WHAT IS ASKED> Copy each line with the word "Консультирование" in it.

DATASET ROWS>
******

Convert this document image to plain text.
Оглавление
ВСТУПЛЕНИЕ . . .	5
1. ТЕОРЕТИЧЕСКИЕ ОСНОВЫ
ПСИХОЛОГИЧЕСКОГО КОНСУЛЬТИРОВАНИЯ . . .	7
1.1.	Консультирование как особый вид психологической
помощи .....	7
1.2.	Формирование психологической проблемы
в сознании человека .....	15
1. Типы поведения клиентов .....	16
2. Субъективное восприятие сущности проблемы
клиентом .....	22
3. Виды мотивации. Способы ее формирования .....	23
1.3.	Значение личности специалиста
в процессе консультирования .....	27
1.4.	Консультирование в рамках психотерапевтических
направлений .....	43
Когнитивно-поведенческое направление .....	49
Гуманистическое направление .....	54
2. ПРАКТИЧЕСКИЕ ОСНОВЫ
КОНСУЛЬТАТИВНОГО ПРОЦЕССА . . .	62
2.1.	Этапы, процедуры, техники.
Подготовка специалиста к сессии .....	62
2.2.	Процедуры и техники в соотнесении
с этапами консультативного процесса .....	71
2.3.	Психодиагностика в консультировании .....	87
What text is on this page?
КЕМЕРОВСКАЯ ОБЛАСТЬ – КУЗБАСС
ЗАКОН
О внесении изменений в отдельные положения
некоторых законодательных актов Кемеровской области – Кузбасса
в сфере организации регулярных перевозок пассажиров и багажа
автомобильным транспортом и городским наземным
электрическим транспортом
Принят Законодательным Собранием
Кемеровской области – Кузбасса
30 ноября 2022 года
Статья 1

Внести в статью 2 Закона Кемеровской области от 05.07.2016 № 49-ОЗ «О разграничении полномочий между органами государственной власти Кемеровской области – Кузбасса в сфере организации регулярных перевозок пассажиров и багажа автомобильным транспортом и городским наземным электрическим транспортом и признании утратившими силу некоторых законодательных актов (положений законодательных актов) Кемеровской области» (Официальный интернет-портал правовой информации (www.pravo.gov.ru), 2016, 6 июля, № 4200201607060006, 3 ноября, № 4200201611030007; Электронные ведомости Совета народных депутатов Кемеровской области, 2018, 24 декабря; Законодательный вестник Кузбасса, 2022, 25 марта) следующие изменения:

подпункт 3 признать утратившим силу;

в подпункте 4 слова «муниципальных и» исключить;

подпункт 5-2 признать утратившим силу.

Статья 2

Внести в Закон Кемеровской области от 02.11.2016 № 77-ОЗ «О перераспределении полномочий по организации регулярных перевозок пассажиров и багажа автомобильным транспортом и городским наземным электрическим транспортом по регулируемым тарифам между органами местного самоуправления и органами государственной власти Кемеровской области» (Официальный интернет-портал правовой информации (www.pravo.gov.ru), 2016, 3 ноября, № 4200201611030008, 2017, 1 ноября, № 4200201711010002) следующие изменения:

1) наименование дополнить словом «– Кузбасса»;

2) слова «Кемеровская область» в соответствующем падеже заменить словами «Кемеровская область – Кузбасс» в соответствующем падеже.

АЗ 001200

******

THE REPLY>
1.1.	Консультирование как особый вид психологической
1.4.	Консультирование в рамках психотерапевтических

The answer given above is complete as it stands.